Aim of the exercise: Copy out the entries exactly, from the first line to the last.

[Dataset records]
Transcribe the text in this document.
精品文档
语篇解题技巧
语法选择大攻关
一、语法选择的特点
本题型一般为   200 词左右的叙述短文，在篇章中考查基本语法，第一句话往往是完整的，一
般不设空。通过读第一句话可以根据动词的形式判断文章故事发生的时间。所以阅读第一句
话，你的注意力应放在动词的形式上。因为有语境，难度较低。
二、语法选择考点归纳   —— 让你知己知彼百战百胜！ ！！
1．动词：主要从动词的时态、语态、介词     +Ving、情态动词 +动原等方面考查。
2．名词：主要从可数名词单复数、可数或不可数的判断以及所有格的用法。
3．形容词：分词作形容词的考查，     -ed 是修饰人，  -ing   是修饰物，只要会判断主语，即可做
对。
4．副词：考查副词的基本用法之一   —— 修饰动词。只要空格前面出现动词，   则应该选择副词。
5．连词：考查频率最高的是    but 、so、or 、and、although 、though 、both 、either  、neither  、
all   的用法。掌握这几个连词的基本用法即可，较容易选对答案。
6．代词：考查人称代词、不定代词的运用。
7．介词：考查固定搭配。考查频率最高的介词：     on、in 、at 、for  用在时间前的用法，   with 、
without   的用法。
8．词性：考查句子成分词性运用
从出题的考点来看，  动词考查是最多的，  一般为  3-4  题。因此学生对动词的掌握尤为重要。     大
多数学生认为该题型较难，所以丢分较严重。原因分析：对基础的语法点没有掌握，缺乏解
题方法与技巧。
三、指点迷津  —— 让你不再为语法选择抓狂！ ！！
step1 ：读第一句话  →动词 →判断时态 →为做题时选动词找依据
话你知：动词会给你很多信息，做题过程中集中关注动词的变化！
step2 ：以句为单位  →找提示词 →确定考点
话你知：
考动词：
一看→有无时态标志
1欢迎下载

Final result:
Transcribe the text in this document.
精品文档
语篇解题技巧
语法选择大攻关
一、语法选择的特点
本题型一般为   200 词左右的叙述短文，在篇章中考查基本语法，第一句话往往是完整的，一
般不设空。通过读第一句话可以根据动词的形式判断文章故事发生的时间。所以阅读第一句
话，你的注意力应放在动词的形式上。因为有语境，难度较低。
二、语法选择考点归纳   —— 让你知己知彼百战百胜！ ！！
1．动词：主要从动词的时态、语态、介词     +Ving、情态动词 +动原等方面考查。
2．名词：主要从可数名词单复数、可数或不可数的判断以及所有格的用法。
3．形容词：分词作形容词的考查，     -ed 是修饰人，  -ing   是修饰物，只要会判断主语，即可做
对。
4．副词：考查副词的基本用法之一   —— 修饰动词。只要空格前面出现动词，   则应该选择副词。
5．连词：考查频率最高的是    but 、so、or 、and、although 、though 、both 、either  、neither  、
all   的用法。掌握这几个连词的基本用法即可，较容易选对答案。
6．代词：考查人称代词、不定代词的运用。
7．介词：考查固定搭配。考查频率最高的介词：     on、in 、at 、for  用在时间前的用法，   with 、
without   的用法。
8．词性：考查句子成分词性运用
从出题的考点来看，  动词考查是最多的，  一般为  3-4  题。因此学生对动词的掌握尤为重要。     大
多数学生认为该题型较难，所以丢分较严重。原因分析：对基础的语法点没有掌握，缺乏解
题方法与技巧。
三、指点迷津  —— 让你不再为语法选择抓狂！ ！！
step1 ：读第一句话  →动词 →判断时态 →为做题时选动词找依据
话你知：动词会给你很多信息，做题过程中集中关注动词的变化！
step2 ：以句为单位  →找提示词 →确定考点
话你知：
考动词：
一看→有无时态标志
1欢迎下载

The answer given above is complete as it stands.